**INPUT RECORDS**
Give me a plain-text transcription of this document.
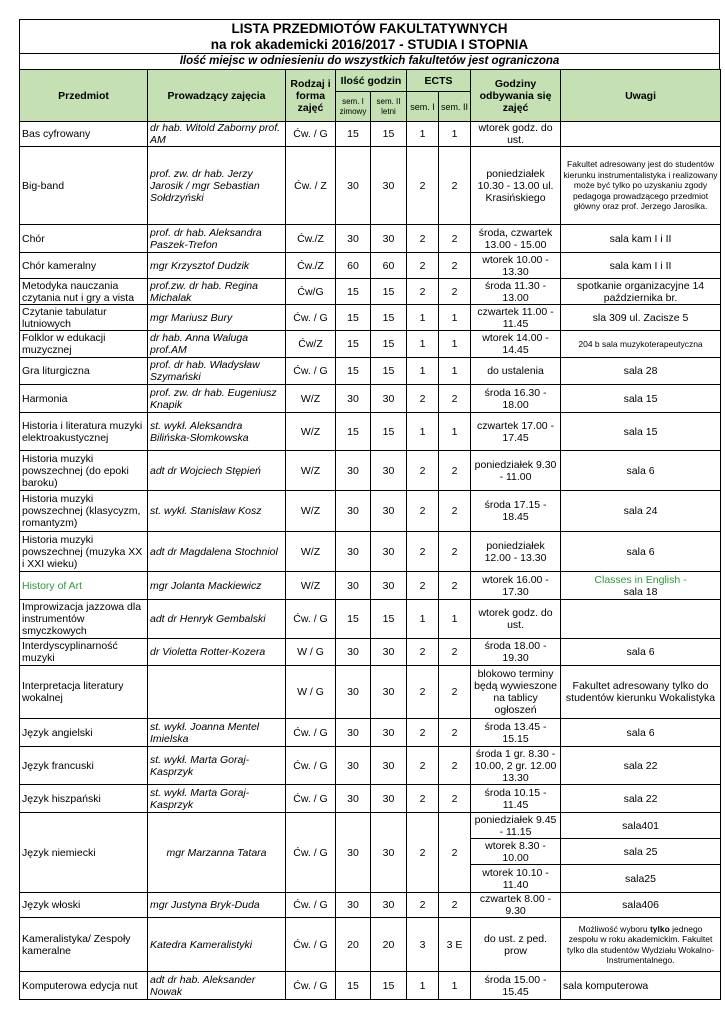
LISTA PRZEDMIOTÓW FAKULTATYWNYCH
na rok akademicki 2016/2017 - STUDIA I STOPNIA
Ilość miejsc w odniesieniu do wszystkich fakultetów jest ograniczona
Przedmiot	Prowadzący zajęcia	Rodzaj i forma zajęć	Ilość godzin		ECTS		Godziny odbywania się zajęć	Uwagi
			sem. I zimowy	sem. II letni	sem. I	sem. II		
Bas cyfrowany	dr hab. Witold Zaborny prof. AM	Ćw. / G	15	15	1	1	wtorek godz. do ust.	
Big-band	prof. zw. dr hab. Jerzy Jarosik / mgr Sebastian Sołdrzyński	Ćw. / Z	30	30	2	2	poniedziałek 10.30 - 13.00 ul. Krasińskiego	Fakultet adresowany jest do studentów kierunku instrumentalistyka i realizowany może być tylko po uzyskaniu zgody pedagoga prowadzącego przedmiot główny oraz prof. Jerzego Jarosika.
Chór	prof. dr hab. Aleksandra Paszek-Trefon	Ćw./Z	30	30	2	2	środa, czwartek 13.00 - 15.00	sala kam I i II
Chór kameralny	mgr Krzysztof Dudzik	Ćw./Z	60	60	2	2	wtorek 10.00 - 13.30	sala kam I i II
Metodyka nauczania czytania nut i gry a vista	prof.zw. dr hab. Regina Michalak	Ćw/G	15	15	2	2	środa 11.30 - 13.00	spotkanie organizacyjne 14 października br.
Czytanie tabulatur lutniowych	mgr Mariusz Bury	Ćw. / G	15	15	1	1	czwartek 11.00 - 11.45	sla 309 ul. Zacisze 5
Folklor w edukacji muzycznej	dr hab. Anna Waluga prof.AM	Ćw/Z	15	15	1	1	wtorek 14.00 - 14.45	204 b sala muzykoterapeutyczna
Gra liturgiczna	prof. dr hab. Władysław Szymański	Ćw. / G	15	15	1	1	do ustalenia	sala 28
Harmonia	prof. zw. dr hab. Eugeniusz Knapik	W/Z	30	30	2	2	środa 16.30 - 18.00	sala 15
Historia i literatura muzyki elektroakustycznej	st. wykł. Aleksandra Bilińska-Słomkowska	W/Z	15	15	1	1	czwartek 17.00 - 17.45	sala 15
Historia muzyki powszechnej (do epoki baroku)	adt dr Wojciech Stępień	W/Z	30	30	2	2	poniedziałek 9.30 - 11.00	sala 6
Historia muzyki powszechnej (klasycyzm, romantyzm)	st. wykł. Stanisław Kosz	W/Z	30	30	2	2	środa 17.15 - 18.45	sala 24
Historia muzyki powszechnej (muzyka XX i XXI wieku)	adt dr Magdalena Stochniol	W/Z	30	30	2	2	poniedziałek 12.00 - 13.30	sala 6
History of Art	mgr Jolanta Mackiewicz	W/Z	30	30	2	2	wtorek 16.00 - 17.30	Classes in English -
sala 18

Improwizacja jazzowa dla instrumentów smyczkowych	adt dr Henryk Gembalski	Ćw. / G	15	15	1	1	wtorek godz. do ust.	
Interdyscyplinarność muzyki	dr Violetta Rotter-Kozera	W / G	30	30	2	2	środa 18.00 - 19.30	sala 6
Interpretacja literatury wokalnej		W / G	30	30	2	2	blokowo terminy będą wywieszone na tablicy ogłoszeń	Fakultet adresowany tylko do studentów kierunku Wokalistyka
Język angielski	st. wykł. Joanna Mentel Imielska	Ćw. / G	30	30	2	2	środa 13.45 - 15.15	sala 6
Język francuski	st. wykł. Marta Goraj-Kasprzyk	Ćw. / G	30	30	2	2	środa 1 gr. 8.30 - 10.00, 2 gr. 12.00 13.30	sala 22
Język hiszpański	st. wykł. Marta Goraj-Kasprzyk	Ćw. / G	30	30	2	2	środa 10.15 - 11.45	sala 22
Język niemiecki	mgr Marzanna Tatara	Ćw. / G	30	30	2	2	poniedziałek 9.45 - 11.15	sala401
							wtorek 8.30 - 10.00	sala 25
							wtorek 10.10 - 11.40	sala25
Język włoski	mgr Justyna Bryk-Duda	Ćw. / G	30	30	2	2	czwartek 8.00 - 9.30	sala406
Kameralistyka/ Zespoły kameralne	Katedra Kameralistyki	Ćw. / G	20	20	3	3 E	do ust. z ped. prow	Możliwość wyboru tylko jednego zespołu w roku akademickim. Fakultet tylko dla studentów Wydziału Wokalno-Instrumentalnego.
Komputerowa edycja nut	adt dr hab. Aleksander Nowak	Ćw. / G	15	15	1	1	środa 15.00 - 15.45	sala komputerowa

**THE PROBLEM**
The required output is the number of lines containing the word "Kasprzyk", and nothing besides.

**TASK RESPONSE**
2